- Task instructions
Drop every picture, then transcribe the remaining data exactly.

Dataset items
>> Start

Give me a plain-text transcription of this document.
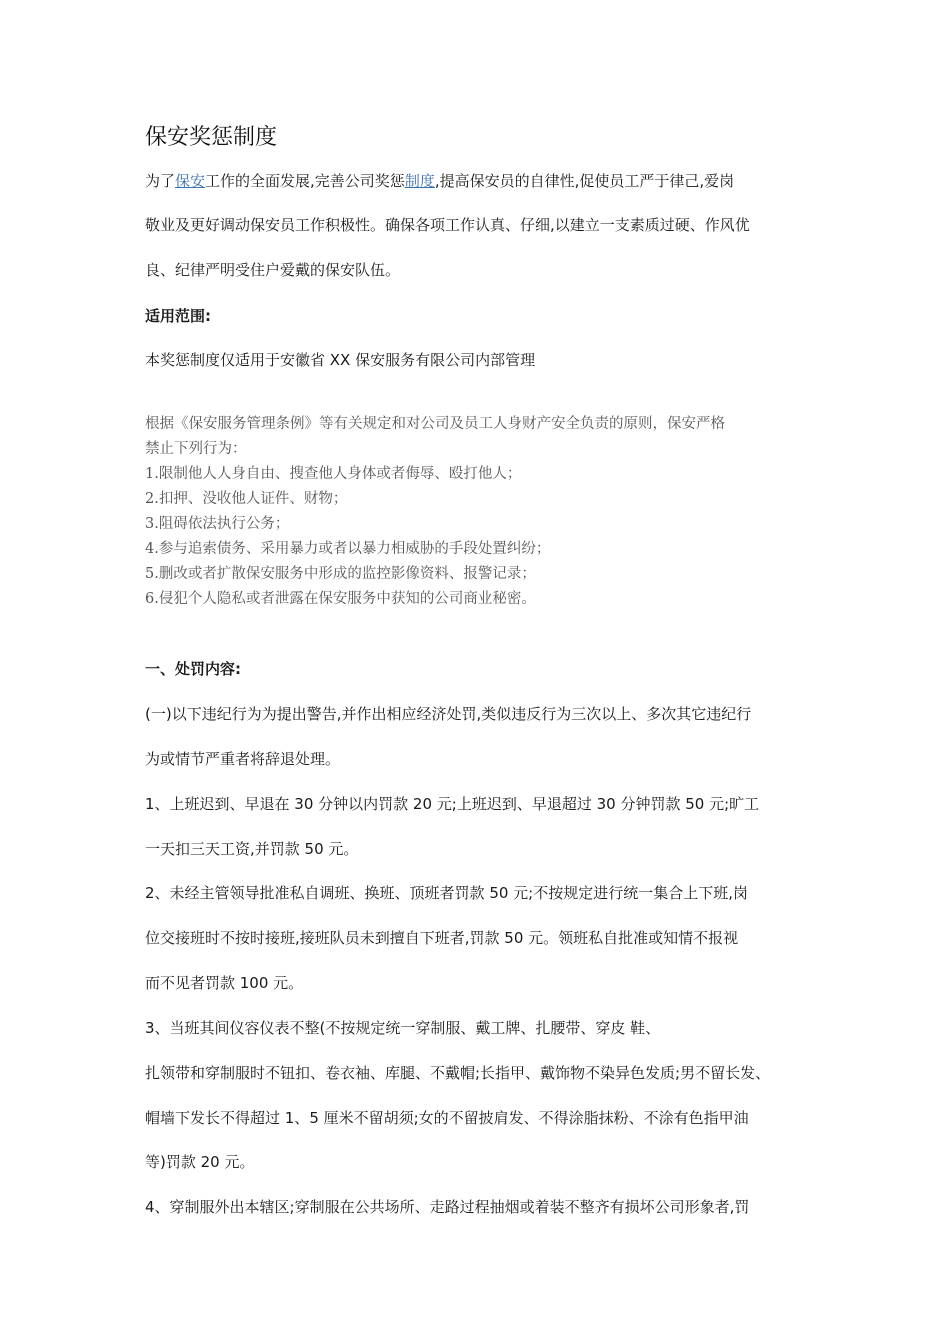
保安奖惩制度
为了保安工作的全面发展,完善公司奖惩制度,提高保安员的自律性,促使员工严于律己,爱岗
敬业及更好调动保安员工作积极性。确保各项工作认真、仔细,以建立一支素质过硬、作风优
良、纪律严明受住户爱戴的保安队伍。
适用范围:
本奖惩制度仅适用于安徽省 XX 保安服务有限公司内部管理
根据《保安服务管理条例》等有关规定和对公司及员工人身财产安全负责的原则，保安严格
禁止下列行为：
1.限制他人人身自由、搜查他人身体或者侮辱、殴打他人；
2.扣押、没收他人证件、财物；
3.阻碍依法执行公务；
4.参与追索债务、采用暴力或者以暴力相威胁的手段处置纠纷；
5.删改或者扩散保安服务中形成的监控影像资料、报警记录；
6.侵犯个人隐私或者泄露在保安服务中获知的公司商业秘密。
一、处罚内容:
(一)以下违纪行为为提出警告,并作出相应经济处罚,类似违反行为三次以上、多次其它违纪行
为或情节严重者将辞退处理。
1、上班迟到、早退在 30 分钟以内罚款 20 元;上班迟到、早退超过 30 分钟罚款 50 元;旷工
一天扣三天工资,并罚款 50 元。
2、未经主管领导批准私自调班、换班、顶班者罚款 50 元;不按规定进行统一集合上下班,岗
位交接班时不按时接班,接班队员未到擅自下班者,罚款 50 元。领班私自批准或知情不报视
而不见者罚款 100 元。
3、当班其间仪容仪表不整(不按规定统一穿制服、戴工牌、扎腰带、穿皮 鞋、
扎领带和穿制服时不钮扣、卷衣袖、库腿、不戴帽;长指甲、戴饰物不染异色发质;男不留长发、
帽墙下发长不得超过 1、5 厘米不留胡须;女的不留披肩发、不得涂脂抹粉、不涂有色指甲油
等)罚款 20 元。
4、穿制服外出本辖区;穿制服在公共场所、走路过程抽烟或着装不整齐有损坏公司形象者,罚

>> End

- Finished task
Give me a plain-text transcription of this document.
保安奖惩制度
为了保安工作的全面发展,完善公司奖惩制度,提高保安员的自律性,促使员工严于律己,爱岗
敬业及更好调动保安员工作积极性。确保各项工作认真、仔细,以建立一支素质过硬、作风优
良、纪律严明受住户爱戴的保安队伍。
适用范围:
本奖惩制度仅适用于安徽省 XX 保安服务有限公司内部管理
根据《保安服务管理条例》等有关规定和对公司及员工人身财产安全负责的原则，保安严格
禁止下列行为：
1.限制他人人身自由、搜查他人身体或者侮辱、殴打他人；
2.扣押、没收他人证件、财物；
3.阻碍依法执行公务；
4.参与追索债务、采用暴力或者以暴力相威胁的手段处置纠纷；
5.删改或者扩散保安服务中形成的监控影像资料、报警记录；
6.侵犯个人隐私或者泄露在保安服务中获知的公司商业秘密。
一、处罚内容:
(一)以下违纪行为为提出警告,并作出相应经济处罚,类似违反行为三次以上、多次其它违纪行
为或情节严重者将辞退处理。
1、上班迟到、早退在 30 分钟以内罚款 20 元;上班迟到、早退超过 30 分钟罚款 50 元;旷工
一天扣三天工资,并罚款 50 元。
2、未经主管领导批准私自调班、换班、顶班者罚款 50 元;不按规定进行统一集合上下班,岗
位交接班时不按时接班,接班队员未到擅自下班者,罚款 50 元。领班私自批准或知情不报视
而不见者罚款 100 元。
3、当班其间仪容仪表不整(不按规定统一穿制服、戴工牌、扎腰带、穿皮 鞋、
扎领带和穿制服时不钮扣、卷衣袖、库腿、不戴帽;长指甲、戴饰物不染异色发质;男不留长发、
帽墙下发长不得超过 1、5 厘米不留胡须;女的不留披肩发、不得涂脂抹粉、不涂有色指甲油
等)罚款 20 元。
4、穿制服外出本辖区;穿制服在公共场所、走路过程抽烟或着装不整齐有损坏公司形象者,罚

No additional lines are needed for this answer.